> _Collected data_
-------------------------
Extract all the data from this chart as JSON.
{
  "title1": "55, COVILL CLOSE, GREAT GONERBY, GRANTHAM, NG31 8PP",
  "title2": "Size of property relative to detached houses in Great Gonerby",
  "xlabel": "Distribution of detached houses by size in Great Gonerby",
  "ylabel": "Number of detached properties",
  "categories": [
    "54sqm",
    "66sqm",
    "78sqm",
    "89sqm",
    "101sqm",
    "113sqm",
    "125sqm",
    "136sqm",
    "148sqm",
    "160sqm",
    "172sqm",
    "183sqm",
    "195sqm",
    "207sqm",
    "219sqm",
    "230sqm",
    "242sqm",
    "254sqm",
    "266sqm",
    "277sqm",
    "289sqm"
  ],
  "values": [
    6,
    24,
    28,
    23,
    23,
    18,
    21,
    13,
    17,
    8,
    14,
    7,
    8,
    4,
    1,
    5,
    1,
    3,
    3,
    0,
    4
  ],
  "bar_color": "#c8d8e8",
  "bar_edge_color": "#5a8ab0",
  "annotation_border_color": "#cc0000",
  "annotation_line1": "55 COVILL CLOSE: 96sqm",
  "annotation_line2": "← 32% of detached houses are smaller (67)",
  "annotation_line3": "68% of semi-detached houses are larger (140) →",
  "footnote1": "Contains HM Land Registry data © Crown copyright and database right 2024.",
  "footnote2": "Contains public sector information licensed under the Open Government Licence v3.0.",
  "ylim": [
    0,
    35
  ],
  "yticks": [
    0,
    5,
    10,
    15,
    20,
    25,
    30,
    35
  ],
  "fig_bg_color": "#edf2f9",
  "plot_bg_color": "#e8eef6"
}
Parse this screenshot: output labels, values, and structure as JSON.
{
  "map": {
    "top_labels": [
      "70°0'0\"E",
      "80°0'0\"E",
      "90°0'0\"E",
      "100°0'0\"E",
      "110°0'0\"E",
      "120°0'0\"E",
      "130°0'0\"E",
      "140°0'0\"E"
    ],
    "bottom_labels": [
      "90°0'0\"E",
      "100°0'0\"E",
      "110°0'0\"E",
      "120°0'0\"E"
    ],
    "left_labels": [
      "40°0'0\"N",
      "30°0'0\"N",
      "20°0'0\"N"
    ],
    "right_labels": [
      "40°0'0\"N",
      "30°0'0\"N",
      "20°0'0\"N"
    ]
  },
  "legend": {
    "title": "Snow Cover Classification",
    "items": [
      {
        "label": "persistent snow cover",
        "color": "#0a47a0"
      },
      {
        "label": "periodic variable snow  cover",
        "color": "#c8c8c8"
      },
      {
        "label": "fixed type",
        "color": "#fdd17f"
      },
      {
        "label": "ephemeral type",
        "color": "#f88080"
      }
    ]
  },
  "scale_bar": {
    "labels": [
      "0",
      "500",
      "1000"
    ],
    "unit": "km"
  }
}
-------------------------
> _WORK TO DO_
Write the material out again word for word.

> _EXERCISE ANSWER_
Extract all the data from this chart as JSON.
{
  "title1": "55, COVILL CLOSE, GREAT GONERBY, GRANTHAM, NG31 8PP",
  "title2": "Size of property relative to detached houses in Great Gonerby",
  "xlabel": "Distribution of detached houses by size in Great Gonerby",
  "ylabel": "Number of detached properties",
  "categories": [
    "54sqm",
    "66sqm",
    "78sqm",
    "89sqm",
    "101sqm",
    "113sqm",
    "125sqm",
    "136sqm",
    "148sqm",
    "160sqm",
    "172sqm",
    "183sqm",
    "195sqm",
    "207sqm",
    "219sqm",
    "230sqm",
    "242sqm",
    "254sqm",
    "266sqm",
    "277sqm",
    "289sqm"
  ],
  "values": [
    6,
    24,
    28,
    23,
    23,
    18,
    21,
    13,
    17,
    8,
    14,
    7,
    8,
    4,
    1,
    5,
    1,
    3,
    3,
    0,
    4
  ],
  "bar_color": "#c8d8e8",
  "bar_edge_color": "#5a8ab0",
  "annotation_border_color": "#cc0000",
  "annotation_line1": "55 COVILL CLOSE: 96sqm",
  "annotation_line2": "← 32% of detached houses are smaller (67)",
  "annotation_line3": "68% of semi-detached houses are larger (140) →",
  "footnote1": "Contains HM Land Registry data © Crown copyright and database right 2024.",
  "footnote2": "Contains public sector information licensed under the Open Government Licence v3.0.",
  "ylim": [
    0,
    35
  ],
  "yticks": [
    0,
    5,
    10,
    15,
    20,
    25,
    30,
    35
  ],
  "fig_bg_color": "#edf2f9",
  "plot_bg_color": "#e8eef6"
}
Parse this screenshot: output labels, values, and structure as JSON.
{
  "map": {
    "top_labels": [
      "70°0'0\"E",
      "80°0'0\"E",
      "90°0'0\"E",
      "100°0'0\"E",
      "110°0'0\"E",
      "120°0'0\"E",
      "130°0'0\"E",
      "140°0'0\"E"
    ],
    "bottom_labels": [
      "90°0'0\"E",
      "100°0'0\"E",
      "110°0'0\"E",
      "120°0'0\"E"
    ],
    "left_labels": [
      "40°0'0\"N",
      "30°0'0\"N",
      "20°0'0\"N"
    ],
    "right_labels": [
      "40°0'0\"N",
      "30°0'0\"N",
      "20°0'0\"N"
    ]
  },
  "legend": {
    "title": "Snow Cover Classification",
    "items": [
      {
        "label": "persistent snow cover",
        "color": "#0a47a0"
      },
      {
        "label": "periodic variable snow  cover",
        "color": "#c8c8c8"
      },
      {
        "label": "fixed type",
        "color": "#fdd17f"
      },
      {
        "label": "ephemeral type",
        "color": "#f88080"
      }
    ]
  },
  "scale_bar": {
    "labels": [
      "0",
      "500",
      "1000"
    ],
    "unit": "km"
  }
}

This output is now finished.